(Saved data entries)
>> Begin
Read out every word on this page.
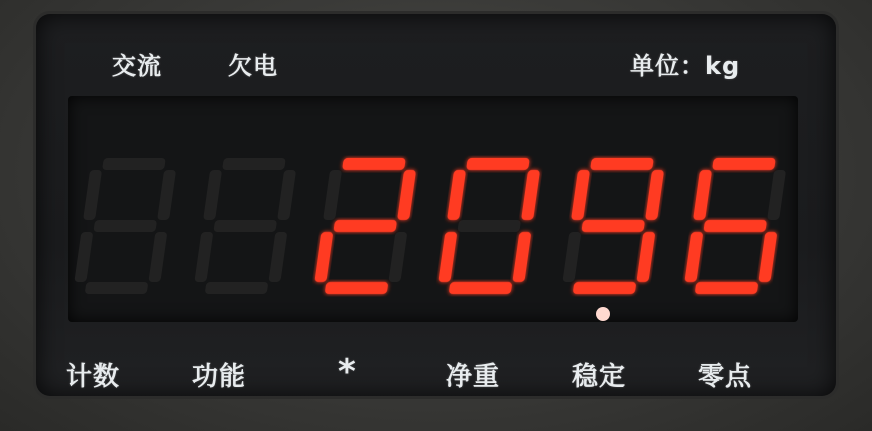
交流	欠电	单位：kg
计数	功能	*	净重	稳定	零点
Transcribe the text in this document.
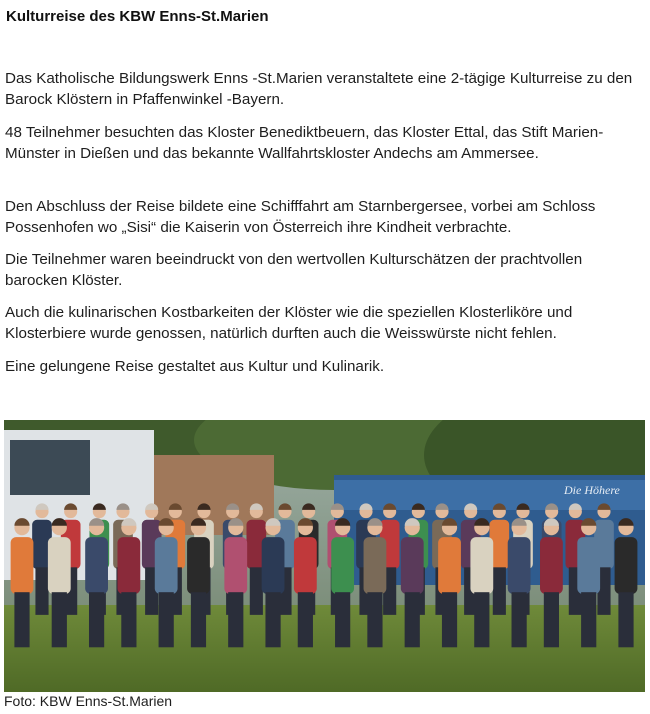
Kulturreise des KBW Enns-St.Marien

Das Katholische Bildungswerk Enns -St.Marien veranstaltete eine 2-tägige Kulturreise zu den Barock Klöstern in Pfaffenwinkel -Bayern.

48 Teilnehmer besuchten das Kloster Benediktbeuern, das Kloster Ettal, das Stift Marien-Münster in Dießen und das bekannte Wallfahrtskloster Andechs am Ammersee.

Den Abschluss der Reise bildete eine Schifffahrt am Starnbergersee, vorbei am Schloss Possenhofen wo „Sisi“ die Kaiserin von Österreich ihre Kindheit verbrachte.

Die Teilnehmer waren beeindruckt von den wertvollen Kulturschätzen der prachtvollen barocken Klöster.

Auch die kulinarischen Kostbarkeiten der Klöster wie die speziellen Klosterliköre und Klosterbiere wurde genossen, natürlich durften auch die Weisswürste nicht fehlen.

Eine gelungene Reise gestaltet aus Kultur und Kulinarik.

Die Höhere

Foto: KBW Enns-St.Marien
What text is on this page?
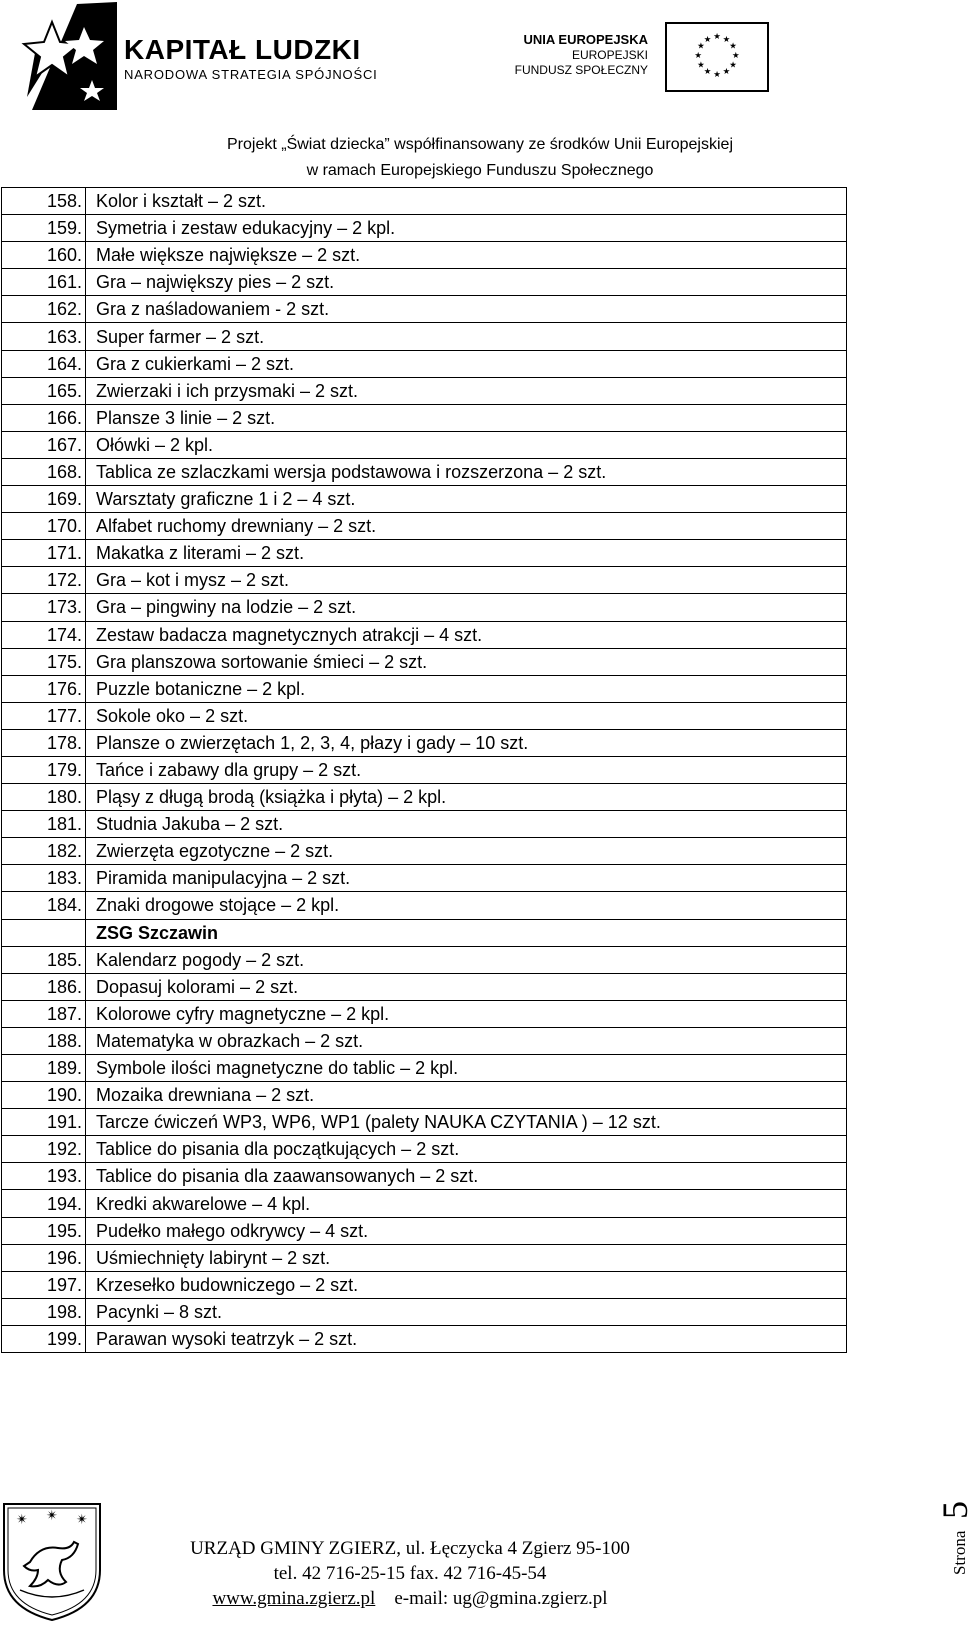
KAPITAŁ LUDZKI
NARODOWA STRATEGIA SPÓJNOŚCI
UNIA EUROPEJSKA
EUROPEJSKI
FUNDUSZ SPOŁECZNY
★ ★
★
★
★
★
★
★
★
★
★
★
Projekt „Świat dziecka” współfinansowany ze środków Unii Europejskiej
w ramach Europejskiego Funduszu Społecznego
158.	Kolor i kształt – 2 szt.
159.	Symetria i zestaw edukacyjny – 2 kpl.
160.	Małe większe największe – 2 szt.
161.	Gra – największy pies – 2 szt.
162.	Gra z naśladowaniem - 2 szt.
163.	Super farmer – 2 szt.
164.	Gra z cukierkami – 2 szt.
165.	Zwierzaki i ich przysmaki – 2 szt.
166.	Plansze 3 linie – 2 szt.
167.	Ołówki – 2 kpl.
168.	Tablica ze szlaczkami wersja podstawowa i rozszerzona – 2 szt.
169.	Warsztaty graficzne 1 i 2 – 4 szt.
170.	Alfabet ruchomy drewniany – 2 szt.
171.	Makatka z literami – 2 szt.
172.	Gra – kot i mysz – 2 szt.
173.	Gra – pingwiny na lodzie – 2 szt.
174.	Zestaw badacza magnetycznych atrakcji – 4 szt.
175.	Gra planszowa sortowanie śmieci – 2 szt.
176.	Puzzle botaniczne – 2 kpl.
177.	Sokole oko – 2 szt.
178.	Plansze o zwierzętach 1, 2, 3, 4, płazy i gady – 10 szt.
179.	Tańce i zabawy dla grupy – 2 szt.
180.	Pląsy z długą brodą (książka i płyta) – 2 kpl.
181.	Studnia Jakuba – 2 szt.
182.	Zwierzęta egzotyczne – 2 szt.
183.	Piramida manipulacyjna – 2 szt.
184.	Znaki drogowe stojące – 2 kpl.
	ZSG Szczawin
185.	Kalendarz pogody – 2 szt.
186.	Dopasuj kolorami – 2 szt.
187.	Kolorowe cyfry magnetyczne – 2 kpl.
188.	Matematyka w obrazkach – 2 szt.
189.	Symbole ilości magnetyczne do tablic – 2 kpl.
190.	Mozaika drewniana – 2 szt.
191.	Tarcze ćwiczeń WP3, WP6, WP1 (palety NAUKA CZYTANIA ) – 12 szt.
192.	Tablice do pisania dla początkujących – 2 szt.
193.	Tablice do pisania dla zaawansowanych – 2 szt.
194.	Kredki akwarelowe – 4 kpl.
195.	Pudełko małego odkrywcy – 4 szt.
196.	Uśmiechnięty labirynt – 2 szt.
197.	Krzesełko budowniczego – 2 szt.
198.	Pacynki – 8 szt.
199.	Parawan wysoki teatrzyk – 2 szt.
Strona
5
✴ ✴ ✴
URZĄD GMINY ZGIERZ, ul. Łęczycka 4 Zgierz 95-100
tel. 42 716-25-15 fax. 42 716-45-54
www.gmina.zgierz.pl e-mail: ug@gmina.zgierz.pl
>> End
▸ Written problem
Only the count is needed: the number of lines in the data that include the word "text".

▸ Problem solution
2